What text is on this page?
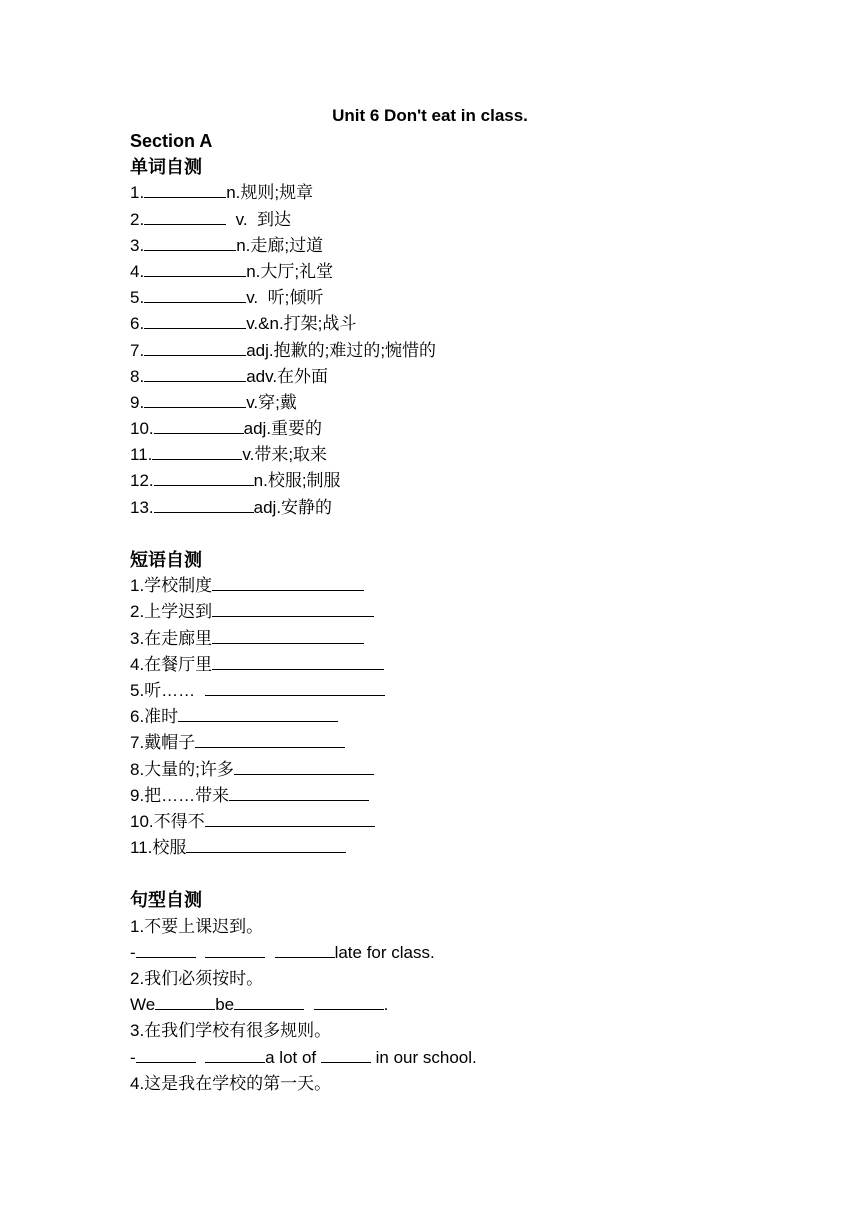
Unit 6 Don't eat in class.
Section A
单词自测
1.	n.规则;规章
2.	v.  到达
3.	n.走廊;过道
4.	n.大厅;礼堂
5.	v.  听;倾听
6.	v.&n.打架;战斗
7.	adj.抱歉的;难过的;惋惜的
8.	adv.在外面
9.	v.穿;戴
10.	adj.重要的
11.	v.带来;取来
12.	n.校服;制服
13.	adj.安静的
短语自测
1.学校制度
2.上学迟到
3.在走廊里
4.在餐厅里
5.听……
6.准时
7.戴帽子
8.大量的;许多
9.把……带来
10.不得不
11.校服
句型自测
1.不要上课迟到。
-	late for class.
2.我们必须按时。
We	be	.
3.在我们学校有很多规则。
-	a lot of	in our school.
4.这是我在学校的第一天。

----------------

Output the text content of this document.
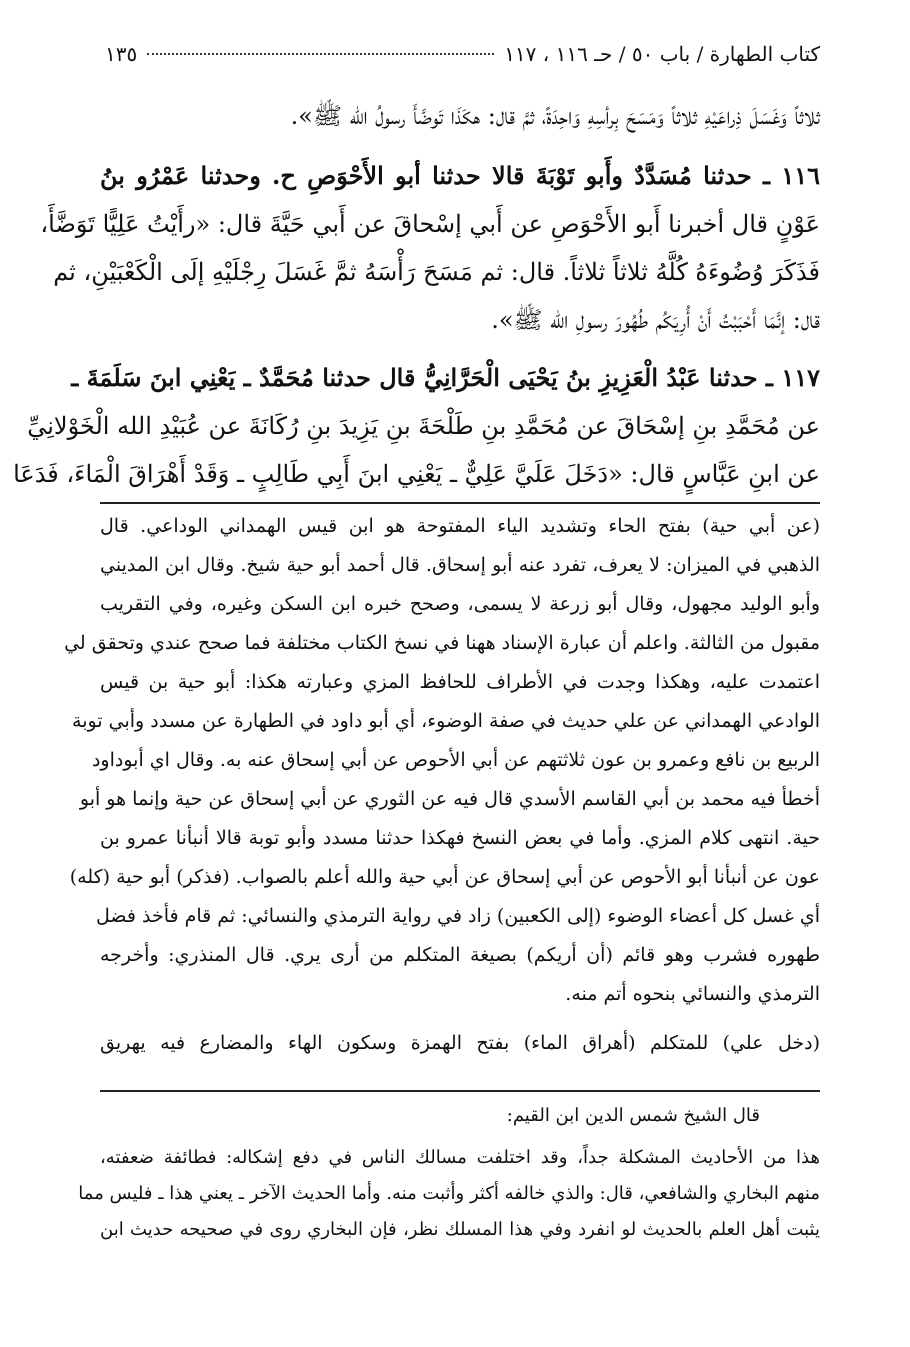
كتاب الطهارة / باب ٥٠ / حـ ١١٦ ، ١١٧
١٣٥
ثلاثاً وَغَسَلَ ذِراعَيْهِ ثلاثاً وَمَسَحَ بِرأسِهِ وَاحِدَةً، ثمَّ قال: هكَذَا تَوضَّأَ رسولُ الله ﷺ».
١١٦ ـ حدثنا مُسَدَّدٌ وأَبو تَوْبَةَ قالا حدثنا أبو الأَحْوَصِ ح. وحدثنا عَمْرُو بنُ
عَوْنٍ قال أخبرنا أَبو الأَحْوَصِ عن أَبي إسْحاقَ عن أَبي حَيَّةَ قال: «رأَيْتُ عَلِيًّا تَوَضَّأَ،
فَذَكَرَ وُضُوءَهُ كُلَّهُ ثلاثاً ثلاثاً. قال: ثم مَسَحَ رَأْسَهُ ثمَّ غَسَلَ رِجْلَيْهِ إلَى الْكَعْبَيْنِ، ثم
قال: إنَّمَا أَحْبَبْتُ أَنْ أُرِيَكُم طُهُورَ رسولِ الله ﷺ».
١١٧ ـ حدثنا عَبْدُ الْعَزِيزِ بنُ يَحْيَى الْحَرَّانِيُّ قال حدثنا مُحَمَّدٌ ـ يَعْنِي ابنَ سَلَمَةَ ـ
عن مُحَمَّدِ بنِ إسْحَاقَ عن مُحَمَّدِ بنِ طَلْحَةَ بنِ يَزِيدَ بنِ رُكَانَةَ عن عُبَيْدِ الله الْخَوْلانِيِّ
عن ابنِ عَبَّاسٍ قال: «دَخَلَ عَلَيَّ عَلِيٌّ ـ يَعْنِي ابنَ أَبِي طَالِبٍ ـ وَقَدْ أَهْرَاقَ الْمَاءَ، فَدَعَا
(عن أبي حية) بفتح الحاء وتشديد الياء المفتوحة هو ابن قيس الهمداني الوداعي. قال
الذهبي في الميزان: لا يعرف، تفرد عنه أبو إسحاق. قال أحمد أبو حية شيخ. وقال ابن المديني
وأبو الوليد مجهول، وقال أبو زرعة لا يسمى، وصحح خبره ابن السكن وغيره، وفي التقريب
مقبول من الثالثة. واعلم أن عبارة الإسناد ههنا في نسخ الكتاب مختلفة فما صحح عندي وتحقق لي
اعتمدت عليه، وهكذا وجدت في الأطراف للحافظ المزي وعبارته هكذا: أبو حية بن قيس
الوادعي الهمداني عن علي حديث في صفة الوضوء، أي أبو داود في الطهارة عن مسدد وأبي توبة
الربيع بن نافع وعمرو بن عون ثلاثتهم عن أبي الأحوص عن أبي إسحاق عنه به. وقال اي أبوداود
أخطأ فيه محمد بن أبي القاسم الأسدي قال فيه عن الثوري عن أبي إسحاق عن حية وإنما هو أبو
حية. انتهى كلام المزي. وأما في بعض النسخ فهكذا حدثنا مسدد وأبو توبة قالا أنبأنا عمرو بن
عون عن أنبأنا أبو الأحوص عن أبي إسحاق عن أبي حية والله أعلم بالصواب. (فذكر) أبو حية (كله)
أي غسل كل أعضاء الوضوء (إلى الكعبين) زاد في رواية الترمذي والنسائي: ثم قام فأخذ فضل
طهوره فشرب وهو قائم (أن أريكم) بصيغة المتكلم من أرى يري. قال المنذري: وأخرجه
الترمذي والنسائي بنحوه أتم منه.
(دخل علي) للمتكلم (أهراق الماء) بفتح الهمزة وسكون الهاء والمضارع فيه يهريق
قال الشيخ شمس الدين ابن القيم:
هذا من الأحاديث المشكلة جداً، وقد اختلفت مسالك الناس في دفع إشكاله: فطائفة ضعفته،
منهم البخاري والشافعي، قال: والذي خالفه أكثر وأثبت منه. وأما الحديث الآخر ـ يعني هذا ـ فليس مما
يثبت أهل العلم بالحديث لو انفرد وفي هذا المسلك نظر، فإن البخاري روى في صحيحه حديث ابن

----------------

*GIVEN TASK:*
Which lines include "الهمداني"? Copy each of them out.

*SOLVED PROBLEM:*
(عن أبي حية) بفتح الحاء وتشديد الياء المفتوحة هو ابن قيس الهمداني الوداعي. قال
الوادعي الهمداني عن علي حديث في صفة الوضوء، أي أبو داود في الطهارة عن مسدد وأبي توبة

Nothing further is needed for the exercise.